*Task prompt*. Everything in the listing should be restated word for word.

*Collected data entries*.

_ _ _

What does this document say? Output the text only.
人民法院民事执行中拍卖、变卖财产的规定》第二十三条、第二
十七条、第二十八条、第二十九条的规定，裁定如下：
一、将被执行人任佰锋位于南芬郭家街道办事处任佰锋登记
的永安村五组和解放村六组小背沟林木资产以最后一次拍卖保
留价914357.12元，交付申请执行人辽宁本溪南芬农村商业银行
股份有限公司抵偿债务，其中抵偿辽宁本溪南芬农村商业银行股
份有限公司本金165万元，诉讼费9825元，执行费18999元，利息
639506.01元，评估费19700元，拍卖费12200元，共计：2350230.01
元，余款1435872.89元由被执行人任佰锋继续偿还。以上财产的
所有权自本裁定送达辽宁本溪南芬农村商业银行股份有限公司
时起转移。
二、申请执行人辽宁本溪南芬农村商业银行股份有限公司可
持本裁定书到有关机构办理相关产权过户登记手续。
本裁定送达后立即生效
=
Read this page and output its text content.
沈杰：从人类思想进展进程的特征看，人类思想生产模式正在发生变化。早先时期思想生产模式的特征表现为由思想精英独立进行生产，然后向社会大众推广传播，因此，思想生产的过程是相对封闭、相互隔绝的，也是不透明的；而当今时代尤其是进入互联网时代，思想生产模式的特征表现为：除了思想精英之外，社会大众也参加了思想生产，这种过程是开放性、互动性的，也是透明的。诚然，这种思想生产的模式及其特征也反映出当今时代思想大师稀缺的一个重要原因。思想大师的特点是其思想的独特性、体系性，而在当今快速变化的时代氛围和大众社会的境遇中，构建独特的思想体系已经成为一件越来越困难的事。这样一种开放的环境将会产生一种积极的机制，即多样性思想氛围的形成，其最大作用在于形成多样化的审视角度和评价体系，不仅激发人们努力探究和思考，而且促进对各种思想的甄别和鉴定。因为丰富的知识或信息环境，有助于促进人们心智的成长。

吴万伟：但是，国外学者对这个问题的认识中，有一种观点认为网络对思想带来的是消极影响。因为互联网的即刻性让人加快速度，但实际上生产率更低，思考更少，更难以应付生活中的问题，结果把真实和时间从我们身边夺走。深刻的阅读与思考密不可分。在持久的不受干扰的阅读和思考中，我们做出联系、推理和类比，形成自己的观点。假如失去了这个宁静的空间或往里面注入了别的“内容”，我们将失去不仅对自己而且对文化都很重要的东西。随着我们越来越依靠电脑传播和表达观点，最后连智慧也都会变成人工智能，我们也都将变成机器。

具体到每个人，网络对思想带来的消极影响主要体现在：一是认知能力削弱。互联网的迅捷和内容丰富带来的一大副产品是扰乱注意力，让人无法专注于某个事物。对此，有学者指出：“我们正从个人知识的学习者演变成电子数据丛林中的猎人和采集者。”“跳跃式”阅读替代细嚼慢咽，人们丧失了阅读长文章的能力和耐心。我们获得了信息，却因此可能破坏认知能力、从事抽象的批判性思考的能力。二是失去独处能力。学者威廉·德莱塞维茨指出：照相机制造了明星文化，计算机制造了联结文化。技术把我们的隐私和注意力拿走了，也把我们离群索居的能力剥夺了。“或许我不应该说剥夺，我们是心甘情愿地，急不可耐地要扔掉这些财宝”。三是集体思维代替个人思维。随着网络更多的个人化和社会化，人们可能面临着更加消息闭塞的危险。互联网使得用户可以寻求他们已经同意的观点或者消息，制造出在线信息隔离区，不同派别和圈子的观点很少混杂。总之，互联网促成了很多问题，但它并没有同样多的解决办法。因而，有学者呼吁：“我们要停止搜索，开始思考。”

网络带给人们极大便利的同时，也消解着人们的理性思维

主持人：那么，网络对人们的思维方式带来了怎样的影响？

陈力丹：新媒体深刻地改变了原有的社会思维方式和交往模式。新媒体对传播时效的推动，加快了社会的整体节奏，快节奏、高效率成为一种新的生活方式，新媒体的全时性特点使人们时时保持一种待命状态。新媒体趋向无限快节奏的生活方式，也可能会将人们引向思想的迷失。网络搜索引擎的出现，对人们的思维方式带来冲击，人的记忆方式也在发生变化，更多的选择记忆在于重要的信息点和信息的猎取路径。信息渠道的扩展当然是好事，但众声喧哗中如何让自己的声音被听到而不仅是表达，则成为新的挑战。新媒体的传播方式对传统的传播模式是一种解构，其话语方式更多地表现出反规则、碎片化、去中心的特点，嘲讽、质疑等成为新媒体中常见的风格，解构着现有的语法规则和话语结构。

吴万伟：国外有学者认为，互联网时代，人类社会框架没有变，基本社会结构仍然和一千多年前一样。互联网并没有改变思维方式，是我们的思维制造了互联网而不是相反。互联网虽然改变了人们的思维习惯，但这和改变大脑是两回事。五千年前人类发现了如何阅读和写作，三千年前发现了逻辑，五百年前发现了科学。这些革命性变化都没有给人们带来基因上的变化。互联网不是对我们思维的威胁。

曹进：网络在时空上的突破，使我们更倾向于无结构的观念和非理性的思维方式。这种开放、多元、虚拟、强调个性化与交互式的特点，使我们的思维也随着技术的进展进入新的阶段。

_ _ _

*Solution to this task*.
What does this document say? Output the text only.
人民法院民事执行中拍卖、变卖财产的规定》第二十三条、第二
十七条、第二十八条、第二十九条的规定，裁定如下：
一、将被执行人任佰锋位于南芬郭家街道办事处任佰锋登记
的永安村五组和解放村六组小背沟林木资产以最后一次拍卖保
留价914357.12元，交付申请执行人辽宁本溪南芬农村商业银行
股份有限公司抵偿债务，其中抵偿辽宁本溪南芬农村商业银行股
份有限公司本金165万元，诉讼费9825元，执行费18999元，利息
639506.01元，评估费19700元，拍卖费12200元，共计：2350230.01
元，余款1435872.89元由被执行人任佰锋继续偿还。以上财产的
所有权自本裁定送达辽宁本溪南芬农村商业银行股份有限公司
时起转移。
二、申请执行人辽宁本溪南芬农村商业银行股份有限公司可
持本裁定书到有关机构办理相关产权过户登记手续。
本裁定送达后立即生效
=
Read this page and output its text content.
沈杰：从人类思想进展进程的特征看，人类思想生产模式正在发生变化。早先时期思想生产模式的特征表现为由思想精英独立进行生产，然后向社会大众推广传播，因此，思想生产的过程是相对封闭、相互隔绝的，也是不透明的；而当今时代尤其是进入互联网时代，思想生产模式的特征表现为：除了思想精英之外，社会大众也参加了思想生产，这种过程是开放性、互动性的，也是透明的。诚然，这种思想生产的模式及其特征也反映出当今时代思想大师稀缺的一个重要原因。思想大师的特点是其思想的独特性、体系性，而在当今快速变化的时代氛围和大众社会的境遇中，构建独特的思想体系已经成为一件越来越困难的事。这样一种开放的环境将会产生一种积极的机制，即多样性思想氛围的形成，其最大作用在于形成多样化的审视角度和评价体系，不仅激发人们努力探究和思考，而且促进对各种思想的甄别和鉴定。因为丰富的知识或信息环境，有助于促进人们心智的成长。

吴万伟：但是，国外学者对这个问题的认识中，有一种观点认为网络对思想带来的是消极影响。因为互联网的即刻性让人加快速度，但实际上生产率更低，思考更少，更难以应付生活中的问题，结果把真实和时间从我们身边夺走。深刻的阅读与思考密不可分。在持久的不受干扰的阅读和思考中，我们做出联系、推理和类比，形成自己的观点。假如失去了这个宁静的空间或往里面注入了别的“内容”，我们将失去不仅对自己而且对文化都很重要的东西。随着我们越来越依靠电脑传播和表达观点，最后连智慧也都会变成人工智能，我们也都将变成机器。

具体到每个人，网络对思想带来的消极影响主要体现在：一是认知能力削弱。互联网的迅捷和内容丰富带来的一大副产品是扰乱注意力，让人无法专注于某个事物。对此，有学者指出：“我们正从个人知识的学习者演变成电子数据丛林中的猎人和采集者。”“跳跃式”阅读替代细嚼慢咽，人们丧失了阅读长文章的能力和耐心。我们获得了信息，却因此可能破坏认知能力、从事抽象的批判性思考的能力。二是失去独处能力。学者威廉·德莱塞维茨指出：照相机制造了明星文化，计算机制造了联结文化。技术把我们的隐私和注意力拿走了，也把我们离群索居的能力剥夺了。“或许我不应该说剥夺，我们是心甘情愿地，急不可耐地要扔掉这些财宝”。三是集体思维代替个人思维。随着网络更多的个人化和社会化，人们可能面临着更加消息闭塞的危险。互联网使得用户可以寻求他们已经同意的观点或者消息，制造出在线信息隔离区，不同派别和圈子的观点很少混杂。总之，互联网促成了很多问题，但它并没有同样多的解决办法。因而，有学者呼吁：“我们要停止搜索，开始思考。”

网络带给人们极大便利的同时，也消解着人们的理性思维

主持人：那么，网络对人们的思维方式带来了怎样的影响？

陈力丹：新媒体深刻地改变了原有的社会思维方式和交往模式。新媒体对传播时效的推动，加快了社会的整体节奏，快节奏、高效率成为一种新的生活方式，新媒体的全时性特点使人们时时保持一种待命状态。新媒体趋向无限快节奏的生活方式，也可能会将人们引向思想的迷失。网络搜索引擎的出现，对人们的思维方式带来冲击，人的记忆方式也在发生变化，更多的选择记忆在于重要的信息点和信息的猎取路径。信息渠道的扩展当然是好事，但众声喧哗中如何让自己的声音被听到而不仅是表达，则成为新的挑战。新媒体的传播方式对传统的传播模式是一种解构，其话语方式更多地表现出反规则、碎片化、去中心的特点，嘲讽、质疑等成为新媒体中常见的风格，解构着现有的语法规则和话语结构。

吴万伟：国外有学者认为，互联网时代，人类社会框架没有变，基本社会结构仍然和一千多年前一样。互联网并没有改变思维方式，是我们的思维制造了互联网而不是相反。互联网虽然改变了人们的思维习惯，但这和改变大脑是两回事。五千年前人类发现了如何阅读和写作，三千年前发现了逻辑，五百年前发现了科学。这些革命性变化都没有给人们带来基因上的变化。互联网不是对我们思维的威胁。

曹进：网络在时空上的突破，使我们更倾向于无结构的观念和非理性的思维方式。这种开放、多元、虚拟、强调个性化与交互式的特点，使我们的思维也随着技术的进展进入新的阶段。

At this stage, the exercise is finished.